** START **

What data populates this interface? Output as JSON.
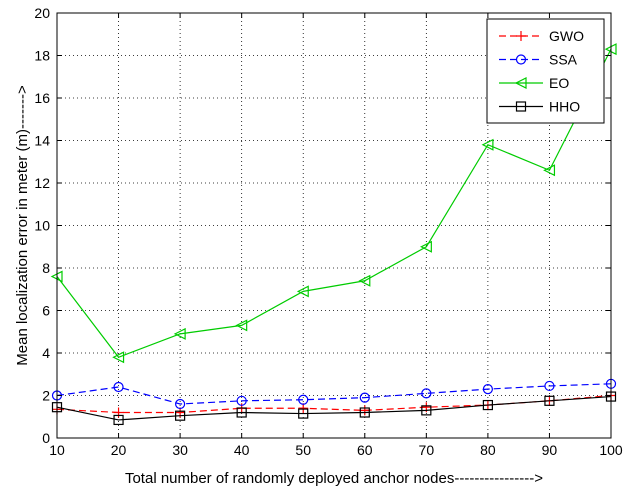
{
  "chart_data": {
    "type": "line",
    "title": "",
    "xlabel": "Total number of randomly deployed anchor nodes---------------->",
    "ylabel": "Mean localization error in meter (m)------->",
    "xlim": [
      10,
      100
    ],
    "ylim": [
      0,
      20
    ],
    "x": [
      10,
      20,
      30,
      40,
      50,
      60,
      70,
      80,
      90,
      100
    ],
    "xticks": [
      "10",
      "20",
      "30",
      "40",
      "50",
      "60",
      "70",
      "80",
      "90",
      "100"
    ],
    "yticks": [
      "0",
      "2",
      "4",
      "6",
      "8",
      "10",
      "12",
      "14",
      "16",
      "18",
      "20"
    ],
    "grid": true,
    "legend_position": "top-right",
    "series": [
      {
        "name": "GWO",
        "color": "#ff0000",
        "dash": "dashed",
        "marker": "plus",
        "values": [
          1.35,
          1.2,
          1.2,
          1.4,
          1.4,
          1.3,
          1.45,
          1.55,
          1.75,
          2.0
        ]
      },
      {
        "name": "SSA",
        "color": "#0000ff",
        "dash": "dashed",
        "marker": "circle",
        "values": [
          2.0,
          2.4,
          1.6,
          1.75,
          1.8,
          1.9,
          2.1,
          2.3,
          2.45,
          2.55
        ]
      },
      {
        "name": "EO",
        "color": "#00cc00",
        "dash": "solid",
        "marker": "triangle-left",
        "values": [
          7.6,
          3.8,
          4.9,
          5.3,
          6.9,
          7.4,
          9.0,
          13.8,
          12.6,
          18.3
        ]
      },
      {
        "name": "HHO",
        "color": "#000000",
        "dash": "solid",
        "marker": "square",
        "values": [
          1.45,
          0.85,
          1.05,
          1.2,
          1.15,
          1.2,
          1.3,
          1.55,
          1.75,
          1.95
        ]
      }
    ]
  }
}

** END **

→ WRITTEN REQUEST: Reproduce each entry verbatim, excluding any embedded images.

→ CORRECT OUTPUT:
What data populates this interface? Output as JSON.
{
  "chart_data": {
    "type": "line",
    "title": "",
    "xlabel": "Total number of randomly deployed anchor nodes---------------->",
    "ylabel": "Mean localization error in meter (m)------->",
    "xlim": [
      10,
      100
    ],
    "ylim": [
      0,
      20
    ],
    "x": [
      10,
      20,
      30,
      40,
      50,
      60,
      70,
      80,
      90,
      100
    ],
    "xticks": [
      "10",
      "20",
      "30",
      "40",
      "50",
      "60",
      "70",
      "80",
      "90",
      "100"
    ],
    "yticks": [
      "0",
      "2",
      "4",
      "6",
      "8",
      "10",
      "12",
      "14",
      "16",
      "18",
      "20"
    ],
    "grid": true,
    "legend_position": "top-right",
    "series": [
      {
        "name": "GWO",
        "color": "#ff0000",
        "dash": "dashed",
        "marker": "plus",
        "values": [
          1.35,
          1.2,
          1.2,
          1.4,
          1.4,
          1.3,
          1.45,
          1.55,
          1.75,
          2.0
        ]
      },
      {
        "name": "SSA",
        "color": "#0000ff",
        "dash": "dashed",
        "marker": "circle",
        "values": [
          2.0,
          2.4,
          1.6,
          1.75,
          1.8,
          1.9,
          2.1,
          2.3,
          2.45,
          2.55
        ]
      },
      {
        "name": "EO",
        "color": "#00cc00",
        "dash": "solid",
        "marker": "triangle-left",
        "values": [
          7.6,
          3.8,
          4.9,
          5.3,
          6.9,
          7.4,
          9.0,
          13.8,
          12.6,
          18.3
        ]
      },
      {
        "name": "HHO",
        "color": "#000000",
        "dash": "solid",
        "marker": "square",
        "values": [
          1.45,
          0.85,
          1.05,
          1.2,
          1.15,
          1.2,
          1.3,
          1.55,
          1.75,
          1.95
        ]
      }
    ]
  }
}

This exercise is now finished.